Task brief
Word for word, repeat the entries, minus the pictures.

Data records:

========================

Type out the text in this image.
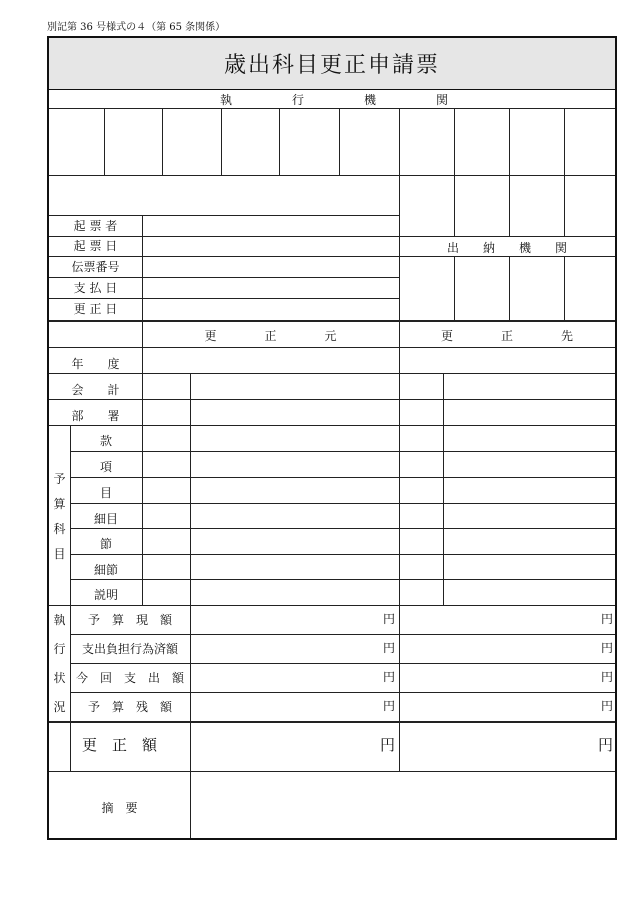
別記第 36 号様式の４（第 65 条関係）
歳出科目更正申請票
執　　　　　行　　　　　機　　　　　関
出　　納　　機　　関
起 票 者
起 票 日
伝票番号
支 払 日
更 正 日
更　　　　正　　　　元	更　　　　正　　　　先
年　　度
会　　計
部　　署
予
算
科
目
款
項
目
細目
節
細節
説明
執
行
状
況
予　算　現　額	円	円
支出負担行為済額	円	円
今　回　支　出　額	円	円
予　算　残　額	円	円
更　正　額	円	円
摘　要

========================

Response
Type out the text in this image.
別記第 36 号様式の４（第 65 条関係）
歳出科目更正申請票
執　　　　　行　　　　　機　　　　　関
出　　納　　機　　関
起 票 者
起 票 日
伝票番号
支 払 日
更 正 日
更　　　　正　　　　元	更　　　　正　　　　先
年　　度
会　　計
部　　署
予
算
科
目
款
項
目
細目
節
細節
説明
執
行
状
況
予　算　現　額	円	円
支出負担行為済額	円	円
今　回　支　出　額	円	円
予　算　残　額	円	円
更　正　額	円	円
摘　要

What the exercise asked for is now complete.